REQUIRED WORK:
Would you write out the listing verbatim and skip every picture in it?

[Start]

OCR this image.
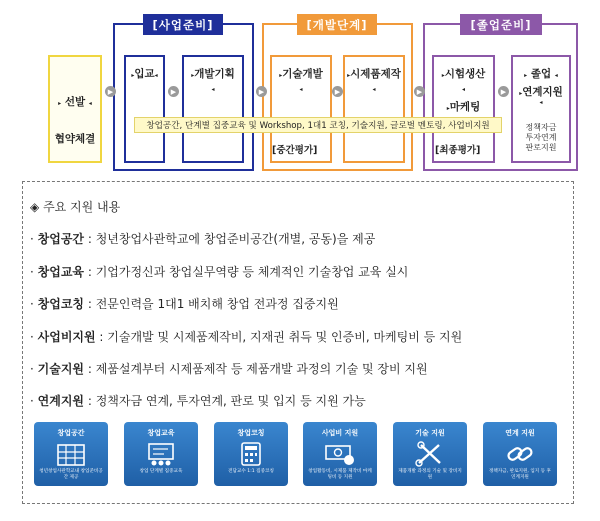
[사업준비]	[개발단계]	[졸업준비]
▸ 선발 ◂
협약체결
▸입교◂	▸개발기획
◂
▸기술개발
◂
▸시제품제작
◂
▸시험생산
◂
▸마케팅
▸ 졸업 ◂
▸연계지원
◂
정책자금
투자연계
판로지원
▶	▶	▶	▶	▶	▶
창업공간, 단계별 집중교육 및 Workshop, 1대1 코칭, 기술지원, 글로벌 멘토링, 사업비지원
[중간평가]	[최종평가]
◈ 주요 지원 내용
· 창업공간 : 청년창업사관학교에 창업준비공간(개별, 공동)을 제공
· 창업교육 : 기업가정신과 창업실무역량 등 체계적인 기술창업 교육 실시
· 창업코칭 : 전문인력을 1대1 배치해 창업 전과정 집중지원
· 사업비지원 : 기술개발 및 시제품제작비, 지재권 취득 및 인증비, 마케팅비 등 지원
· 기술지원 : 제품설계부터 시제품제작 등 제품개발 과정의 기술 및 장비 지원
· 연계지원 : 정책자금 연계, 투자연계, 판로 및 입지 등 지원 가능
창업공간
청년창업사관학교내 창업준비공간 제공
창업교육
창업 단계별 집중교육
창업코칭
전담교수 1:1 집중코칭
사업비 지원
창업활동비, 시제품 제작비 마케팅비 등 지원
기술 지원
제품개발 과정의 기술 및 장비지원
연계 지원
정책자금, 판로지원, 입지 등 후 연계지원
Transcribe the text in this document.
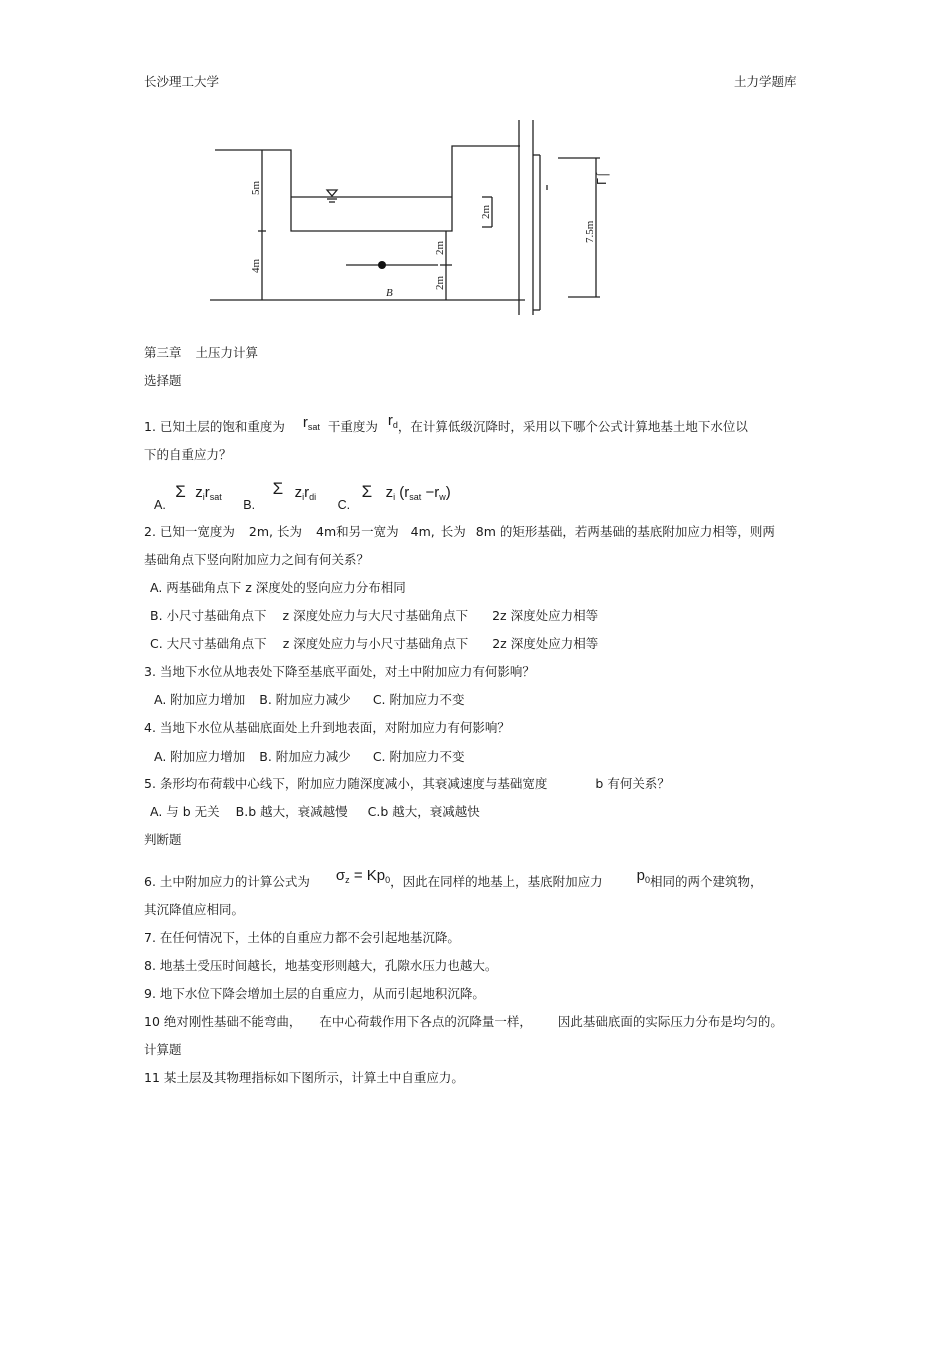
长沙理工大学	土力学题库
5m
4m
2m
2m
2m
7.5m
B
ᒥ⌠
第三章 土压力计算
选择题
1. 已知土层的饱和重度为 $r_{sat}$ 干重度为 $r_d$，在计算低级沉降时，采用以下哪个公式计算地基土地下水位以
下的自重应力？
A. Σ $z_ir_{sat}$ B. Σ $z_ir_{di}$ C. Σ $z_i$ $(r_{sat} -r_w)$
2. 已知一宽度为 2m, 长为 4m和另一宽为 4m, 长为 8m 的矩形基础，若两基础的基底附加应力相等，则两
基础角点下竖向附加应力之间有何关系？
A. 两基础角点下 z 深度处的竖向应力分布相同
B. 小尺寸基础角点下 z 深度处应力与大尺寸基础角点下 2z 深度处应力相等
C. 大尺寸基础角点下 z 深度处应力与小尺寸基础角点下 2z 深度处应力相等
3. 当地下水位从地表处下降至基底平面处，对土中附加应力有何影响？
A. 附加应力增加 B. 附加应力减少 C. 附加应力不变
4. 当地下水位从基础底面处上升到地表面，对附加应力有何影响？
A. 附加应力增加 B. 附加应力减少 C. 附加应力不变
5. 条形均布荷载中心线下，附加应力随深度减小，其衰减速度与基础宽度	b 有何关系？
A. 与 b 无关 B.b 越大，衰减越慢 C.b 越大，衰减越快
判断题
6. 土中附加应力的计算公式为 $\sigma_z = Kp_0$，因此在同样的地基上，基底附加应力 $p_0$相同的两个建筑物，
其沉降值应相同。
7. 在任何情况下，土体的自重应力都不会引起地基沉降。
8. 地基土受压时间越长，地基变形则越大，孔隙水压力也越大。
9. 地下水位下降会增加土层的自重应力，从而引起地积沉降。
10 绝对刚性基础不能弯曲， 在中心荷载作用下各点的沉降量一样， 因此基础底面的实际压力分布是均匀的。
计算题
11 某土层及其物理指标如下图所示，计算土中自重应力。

[End]

OUTPUT FOR THIS TASK:
OCR this image.
[사업준비]	[개발단계]	[졸업준비]
▸ 선발 ◂
협약체결
▸입교◂	▸개발기획
◂
▸기술개발
◂
▸시제품제작
◂
▸시험생산
◂
▸마케팅
▸ 졸업 ◂
▸연계지원
◂
정책자금
투자연계
판로지원
▶	▶	▶	▶	▶	▶
창업공간, 단계별 집중교육 및 Workshop, 1대1 코칭, 기술지원, 글로벌 멘토링, 사업비지원
[중간평가]	[최종평가]
◈ 주요 지원 내용
· 창업공간 : 청년창업사관학교에 창업준비공간(개별, 공동)을 제공
· 창업교육 : 기업가정신과 창업실무역량 등 체계적인 기술창업 교육 실시
· 창업코칭 : 전문인력을 1대1 배치해 창업 전과정 집중지원
· 사업비지원 : 기술개발 및 시제품제작비, 지재권 취득 및 인증비, 마케팅비 등 지원
· 기술지원 : 제품설계부터 시제품제작 등 제품개발 과정의 기술 및 장비 지원
· 연계지원 : 정책자금 연계, 투자연계, 판로 및 입지 등 지원 가능
창업공간
청년창업사관학교내 창업준비공간 제공
창업교육
창업 단계별 집중교육
창업코칭
전담교수 1:1 집중코칭
사업비 지원
창업활동비, 시제품 제작비 마케팅비 등 지원
기술 지원
제품개발 과정의 기술 및 장비지원
연계 지원
정책자금, 판로지원, 입지 등 후 연계지원
Transcribe the text in this document.
长沙理工大学	土力学题库
5m
4m
2m
2m
2m
7.5m
B
ᒥ⌠
第三章 土压力计算
选择题
1. 已知土层的饱和重度为 $r_{sat}$ 干重度为 $r_d$，在计算低级沉降时，采用以下哪个公式计算地基土地下水位以
下的自重应力？
A. Σ $z_ir_{sat}$ B. Σ $z_ir_{di}$ C. Σ $z_i$ $(r_{sat} -r_w)$
2. 已知一宽度为 2m, 长为 4m和另一宽为 4m, 长为 8m 的矩形基础，若两基础的基底附加应力相等，则两
基础角点下竖向附加应力之间有何关系？
A. 两基础角点下 z 深度处的竖向应力分布相同
B. 小尺寸基础角点下 z 深度处应力与大尺寸基础角点下 2z 深度处应力相等
C. 大尺寸基础角点下 z 深度处应力与小尺寸基础角点下 2z 深度处应力相等
3. 当地下水位从地表处下降至基底平面处，对土中附加应力有何影响？
A. 附加应力增加 B. 附加应力减少 C. 附加应力不变
4. 当地下水位从基础底面处上升到地表面，对附加应力有何影响？
A. 附加应力增加 B. 附加应力减少 C. 附加应力不变
5. 条形均布荷载中心线下，附加应力随深度减小，其衰减速度与基础宽度	b 有何关系？
A. 与 b 无关 B.b 越大，衰减越慢 C.b 越大，衰减越快
判断题
6. 土中附加应力的计算公式为 $\sigma_z = Kp_0$，因此在同样的地基上，基底附加应力 $p_0$相同的两个建筑物，
其沉降值应相同。
7. 在任何情况下，土体的自重应力都不会引起地基沉降。
8. 地基土受压时间越长，地基变形则越大，孔隙水压力也越大。
9. 地下水位下降会增加土层的自重应力，从而引起地积沉降。
10 绝对刚性基础不能弯曲， 在中心荷载作用下各点的沉降量一样， 因此基础底面的实际压力分布是均匀的。
计算题
11 某土层及其物理指标如下图所示，计算土中自重应力。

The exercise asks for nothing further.